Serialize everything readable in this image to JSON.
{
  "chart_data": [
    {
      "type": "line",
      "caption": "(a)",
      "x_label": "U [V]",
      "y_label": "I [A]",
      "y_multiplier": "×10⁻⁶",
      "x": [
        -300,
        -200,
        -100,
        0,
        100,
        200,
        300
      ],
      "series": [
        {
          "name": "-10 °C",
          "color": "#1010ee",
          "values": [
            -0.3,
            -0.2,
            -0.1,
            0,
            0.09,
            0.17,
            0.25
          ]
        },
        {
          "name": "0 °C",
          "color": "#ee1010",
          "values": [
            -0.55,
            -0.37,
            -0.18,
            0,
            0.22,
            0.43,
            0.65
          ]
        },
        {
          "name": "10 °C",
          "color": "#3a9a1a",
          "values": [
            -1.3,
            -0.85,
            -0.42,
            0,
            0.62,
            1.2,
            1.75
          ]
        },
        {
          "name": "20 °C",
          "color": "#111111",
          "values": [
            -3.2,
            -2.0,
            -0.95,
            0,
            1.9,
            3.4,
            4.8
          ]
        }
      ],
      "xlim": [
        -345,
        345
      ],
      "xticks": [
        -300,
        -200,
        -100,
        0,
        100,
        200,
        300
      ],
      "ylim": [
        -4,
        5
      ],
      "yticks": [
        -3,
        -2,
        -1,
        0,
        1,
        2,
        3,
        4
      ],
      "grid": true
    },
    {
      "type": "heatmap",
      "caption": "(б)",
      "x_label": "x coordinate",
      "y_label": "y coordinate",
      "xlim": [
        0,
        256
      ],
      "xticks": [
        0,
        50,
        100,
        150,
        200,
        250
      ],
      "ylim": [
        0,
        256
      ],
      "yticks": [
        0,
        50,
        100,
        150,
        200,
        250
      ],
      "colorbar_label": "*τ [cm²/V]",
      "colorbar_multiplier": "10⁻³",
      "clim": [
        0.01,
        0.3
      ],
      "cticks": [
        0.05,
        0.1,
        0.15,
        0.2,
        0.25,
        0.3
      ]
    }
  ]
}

**What to produce:** Type the material above out again, exactly.

**Exercise output:**
Serialize everything readable in this image to JSON.
{
  "chart_data": [
    {
      "type": "line",
      "caption": "(a)",
      "x_label": "U [V]",
      "y_label": "I [A]",
      "y_multiplier": "×10⁻⁶",
      "x": [
        -300,
        -200,
        -100,
        0,
        100,
        200,
        300
      ],
      "series": [
        {
          "name": "-10 °C",
          "color": "#1010ee",
          "values": [
            -0.3,
            -0.2,
            -0.1,
            0,
            0.09,
            0.17,
            0.25
          ]
        },
        {
          "name": "0 °C",
          "color": "#ee1010",
          "values": [
            -0.55,
            -0.37,
            -0.18,
            0,
            0.22,
            0.43,
            0.65
          ]
        },
        {
          "name": "10 °C",
          "color": "#3a9a1a",
          "values": [
            -1.3,
            -0.85,
            -0.42,
            0,
            0.62,
            1.2,
            1.75
          ]
        },
        {
          "name": "20 °C",
          "color": "#111111",
          "values": [
            -3.2,
            -2.0,
            -0.95,
            0,
            1.9,
            3.4,
            4.8
          ]
        }
      ],
      "xlim": [
        -345,
        345
      ],
      "xticks": [
        -300,
        -200,
        -100,
        0,
        100,
        200,
        300
      ],
      "ylim": [
        -4,
        5
      ],
      "yticks": [
        -3,
        -2,
        -1,
        0,
        1,
        2,
        3,
        4
      ],
      "grid": true
    },
    {
      "type": "heatmap",
      "caption": "(б)",
      "x_label": "x coordinate",
      "y_label": "y coordinate",
      "xlim": [
        0,
        256
      ],
      "xticks": [
        0,
        50,
        100,
        150,
        200,
        250
      ],
      "ylim": [
        0,
        256
      ],
      "yticks": [
        0,
        50,
        100,
        150,
        200,
        250
      ],
      "colorbar_label": "*τ [cm²/V]",
      "colorbar_multiplier": "10⁻³",
      "clim": [
        0.01,
        0.3
      ],
      "cticks": [
        0.05,
        0.1,
        0.15,
        0.2,
        0.25,
        0.3
      ]
    }
  ]
}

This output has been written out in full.